··· Recorded data ···

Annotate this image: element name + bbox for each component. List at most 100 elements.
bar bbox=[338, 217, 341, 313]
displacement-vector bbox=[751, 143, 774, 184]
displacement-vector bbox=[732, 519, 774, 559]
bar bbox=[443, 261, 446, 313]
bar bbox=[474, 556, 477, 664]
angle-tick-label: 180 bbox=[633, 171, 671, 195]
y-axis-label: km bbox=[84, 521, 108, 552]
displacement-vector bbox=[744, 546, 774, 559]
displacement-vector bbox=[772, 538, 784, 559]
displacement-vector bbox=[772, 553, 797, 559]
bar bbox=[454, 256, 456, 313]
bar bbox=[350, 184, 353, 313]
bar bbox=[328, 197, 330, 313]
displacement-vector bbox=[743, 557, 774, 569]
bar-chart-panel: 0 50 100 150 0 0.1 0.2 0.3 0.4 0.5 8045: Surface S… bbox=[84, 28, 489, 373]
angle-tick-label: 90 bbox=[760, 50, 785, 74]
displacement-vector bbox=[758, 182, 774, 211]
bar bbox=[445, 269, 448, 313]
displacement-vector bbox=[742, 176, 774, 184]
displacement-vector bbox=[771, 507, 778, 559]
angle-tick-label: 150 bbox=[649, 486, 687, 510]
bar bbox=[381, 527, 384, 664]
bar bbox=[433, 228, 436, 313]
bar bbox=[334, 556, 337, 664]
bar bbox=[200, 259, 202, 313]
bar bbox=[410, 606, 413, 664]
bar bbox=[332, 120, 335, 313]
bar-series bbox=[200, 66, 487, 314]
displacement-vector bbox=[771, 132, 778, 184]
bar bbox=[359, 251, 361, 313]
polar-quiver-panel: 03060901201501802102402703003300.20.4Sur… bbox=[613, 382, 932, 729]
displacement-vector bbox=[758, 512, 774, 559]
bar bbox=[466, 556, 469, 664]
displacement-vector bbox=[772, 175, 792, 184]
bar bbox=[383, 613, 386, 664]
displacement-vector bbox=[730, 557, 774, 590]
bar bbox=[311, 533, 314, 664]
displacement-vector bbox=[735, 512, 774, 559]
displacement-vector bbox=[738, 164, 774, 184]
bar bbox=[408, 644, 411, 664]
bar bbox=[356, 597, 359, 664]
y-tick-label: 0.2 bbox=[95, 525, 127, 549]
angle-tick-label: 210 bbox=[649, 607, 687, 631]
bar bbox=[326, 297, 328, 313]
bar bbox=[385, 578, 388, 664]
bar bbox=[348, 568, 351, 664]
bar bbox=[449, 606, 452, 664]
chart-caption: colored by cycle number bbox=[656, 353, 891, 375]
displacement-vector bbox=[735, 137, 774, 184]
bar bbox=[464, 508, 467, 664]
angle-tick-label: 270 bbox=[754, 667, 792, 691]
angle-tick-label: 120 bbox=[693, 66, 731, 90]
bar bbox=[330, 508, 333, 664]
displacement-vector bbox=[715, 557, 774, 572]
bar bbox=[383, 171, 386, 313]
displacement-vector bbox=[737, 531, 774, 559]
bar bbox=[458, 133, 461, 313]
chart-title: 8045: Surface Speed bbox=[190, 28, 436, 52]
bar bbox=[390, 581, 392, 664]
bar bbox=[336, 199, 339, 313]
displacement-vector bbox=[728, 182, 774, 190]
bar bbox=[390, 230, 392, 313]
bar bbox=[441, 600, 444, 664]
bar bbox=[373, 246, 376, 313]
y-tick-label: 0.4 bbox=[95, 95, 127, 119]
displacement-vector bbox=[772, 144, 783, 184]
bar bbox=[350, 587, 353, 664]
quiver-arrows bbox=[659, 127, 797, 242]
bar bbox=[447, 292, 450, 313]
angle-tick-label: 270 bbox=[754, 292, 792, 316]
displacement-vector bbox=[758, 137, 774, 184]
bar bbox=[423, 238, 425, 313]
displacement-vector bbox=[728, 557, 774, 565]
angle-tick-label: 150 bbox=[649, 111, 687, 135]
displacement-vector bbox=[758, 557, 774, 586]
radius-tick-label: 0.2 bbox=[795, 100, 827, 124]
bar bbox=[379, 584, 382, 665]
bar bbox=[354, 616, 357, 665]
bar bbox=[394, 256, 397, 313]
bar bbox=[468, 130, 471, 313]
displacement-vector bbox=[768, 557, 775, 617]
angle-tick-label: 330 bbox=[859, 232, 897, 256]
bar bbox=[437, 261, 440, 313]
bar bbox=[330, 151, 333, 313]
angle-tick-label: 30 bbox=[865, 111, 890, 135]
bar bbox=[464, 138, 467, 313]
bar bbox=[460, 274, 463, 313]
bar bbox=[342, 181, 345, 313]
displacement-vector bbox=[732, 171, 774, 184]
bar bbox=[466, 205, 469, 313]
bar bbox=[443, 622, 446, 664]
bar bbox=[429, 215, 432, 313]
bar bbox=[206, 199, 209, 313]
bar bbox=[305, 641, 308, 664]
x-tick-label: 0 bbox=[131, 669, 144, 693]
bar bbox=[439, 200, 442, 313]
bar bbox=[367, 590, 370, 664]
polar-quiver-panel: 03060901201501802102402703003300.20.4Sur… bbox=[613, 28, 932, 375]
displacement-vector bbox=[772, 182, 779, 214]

···

### Written request
Convert every line of the listing above into a JSON list of strings, one string per line, leaving out any blank lines.

### Exercise output
[
  "Annotate this image: element name + bbox for each component. List at most 100 elements.",
  "bar bbox=[338, 217, 341, 313]",
  "displacement-vector bbox=[751, 143, 774, 184]",
  "displacement-vector bbox=[732, 519, 774, 559]",
  "bar bbox=[443, 261, 446, 313]",
  "bar bbox=[474, 556, 477, 664]",
  "angle-tick-label: 180 bbox=[633, 171, 671, 195]",
  "y-axis-label: km bbox=[84, 521, 108, 552]",
  "displacement-vector bbox=[744, 546, 774, 559]",
  "displacement-vector bbox=[772, 538, 784, 559]",
  "displacement-vector bbox=[772, 553, 797, 559]",
  "bar bbox=[454, 256, 456, 313]",
  "bar bbox=[350, 184, 353, 313]",
  "bar bbox=[328, 197, 330, 313]",
  "displacement-vector bbox=[743, 557, 774, 569]",
  "bar-chart-panel: 0 50 100 150 0 0.1 0.2 0.3 0.4 0.5 8045: Surface S… bbox=[84, 28, 489, 373]",
  "angle-tick-label: 90 bbox=[760, 50, 785, 74]",
  "displacement-vector bbox=[758, 182, 774, 211]",
  "bar bbox=[445, 269, 448, 313]",
  "displacement-vector bbox=[742, 176, 774, 184]",
  "displacement-vector bbox=[771, 507, 778, 559]",
  "angle-tick-label: 150 bbox=[649, 486, 687, 510]",
  "bar bbox=[381, 527, 384, 664]",
  "bar bbox=[433, 228, 436, 313]",
  "bar bbox=[334, 556, 337, 664]",
  "bar bbox=[200, 259, 202, 313]",
  "bar bbox=[410, 606, 413, 664]",
  "bar bbox=[332, 120, 335, 313]",
  "bar-series bbox=[200, 66, 487, 314]",
  "displacement-vector bbox=[771, 132, 778, 184]",
  "bar bbox=[359, 251, 361, 313]",
  "polar-quiver-panel: 03060901201501802102402703003300.20.4Sur… bbox=[613, 382, 932, 729]",
  "displacement-vector bbox=[758, 512, 774, 559]",
  "bar bbox=[466, 556, 469, 664]",
  "displacement-vector bbox=[772, 175, 792, 184]",
  "bar bbox=[383, 613, 386, 664]",
  "displacement-vector bbox=[730, 557, 774, 590]",
  "bar bbox=[311, 533, 314, 664]",
  "displacement-vector bbox=[735, 512, 774, 559]",
  "displacement-vector bbox=[738, 164, 774, 184]",
  "bar bbox=[408, 644, 411, 664]",
  "bar bbox=[356, 597, 359, 664]",
  "y-tick-label: 0.2 bbox=[95, 525, 127, 549]",
  "angle-tick-label: 210 bbox=[649, 607, 687, 631]",
  "bar bbox=[326, 297, 328, 313]",
  "bar bbox=[385, 578, 388, 664]",
  "bar bbox=[348, 568, 351, 664]",
  "bar bbox=[449, 606, 452, 664]",
  "chart-caption: colored by cycle number bbox=[656, 353, 891, 375]",
  "displacement-vector bbox=[735, 137, 774, 184]",
  "bar bbox=[464, 508, 467, 664]",
  "angle-tick-label: 270 bbox=[754, 667, 792, 691]",
  "angle-tick-label: 120 bbox=[693, 66, 731, 90]",
  "bar bbox=[330, 508, 333, 664]",
  "displacement-vector bbox=[715, 557, 774, 572]",
  "bar bbox=[383, 171, 386, 313]",
  "displacement-vector bbox=[737, 531, 774, 559]",
  "bar bbox=[458, 133, 461, 313]",
  "chart-title: 8045: Surface Speed bbox=[190, 28, 436, 52]",
  "bar bbox=[390, 581, 392, 664]",
  "bar bbox=[336, 199, 339, 313]",
  "displacement-vector bbox=[728, 182, 774, 190]",
  "bar bbox=[390, 230, 392, 313]",
  "bar bbox=[441, 600, 444, 664]",
  "bar bbox=[373, 246, 376, 313]",
  "y-tick-label: 0.4 bbox=[95, 95, 127, 119]",
  "displacement-vector bbox=[772, 144, 783, 184]",
  "bar bbox=[350, 587, 353, 664]",
  "quiver-arrows bbox=[659, 127, 797, 242]",
  "bar bbox=[447, 292, 450, 313]",
  "angle-tick-label: 270 bbox=[754, 292, 792, 316]",
  "displacement-vector bbox=[758, 137, 774, 184]",
  "bar bbox=[423, 238, 425, 313]",
  "displacement-vector bbox=[728, 557, 774, 565]",
  "angle-tick-label: 150 bbox=[649, 111, 687, 135]",
  "displacement-vector bbox=[758, 557, 774, 586]",
  "radius-tick-label: 0.2 bbox=[795, 100, 827, 124]",
  "bar bbox=[379, 584, 382, 665]",
  "bar bbox=[354, 616, 357, 665]",
  "bar bbox=[394, 256, 397, 313]",
  "bar bbox=[468, 130, 471, 313]",
  "displacement-vector bbox=[768, 557, 775, 617]",
  "angle-tick-label: 330 bbox=[859, 232, 897, 256]",
  "bar bbox=[437, 261, 440, 313]",
  "bar bbox=[330, 151, 333, 313]",
  "angle-tick-label: 30 bbox=[865, 111, 890, 135]",
  "bar bbox=[464, 138, 467, 313]",
  "bar bbox=[460, 274, 463, 313]",
  "bar bbox=[342, 181, 345, 313]",
  "displacement-vector bbox=[732, 171, 774, 184]",
  "bar bbox=[466, 205, 469, 313]",
  "bar bbox=[443, 622, 446, 664]",
  "bar bbox=[429, 215, 432, 313]",
  "bar bbox=[206, 199, 209, 313]",
  "bar bbox=[305, 641, 308, 664]",
  "x-tick-label: 0 bbox=[131, 669, 144, 693]",
  "bar bbox=[439, 200, 442, 313]",
  "bar bbox=[367, 590, 370, 664]",
  "polar-quiver-panel: 03060901201501802102402703003300.20.4Sur… bbox=[613, 28, 932, 375]",
  "displacement-vector bbox=[772, 182, 779, 214]"
]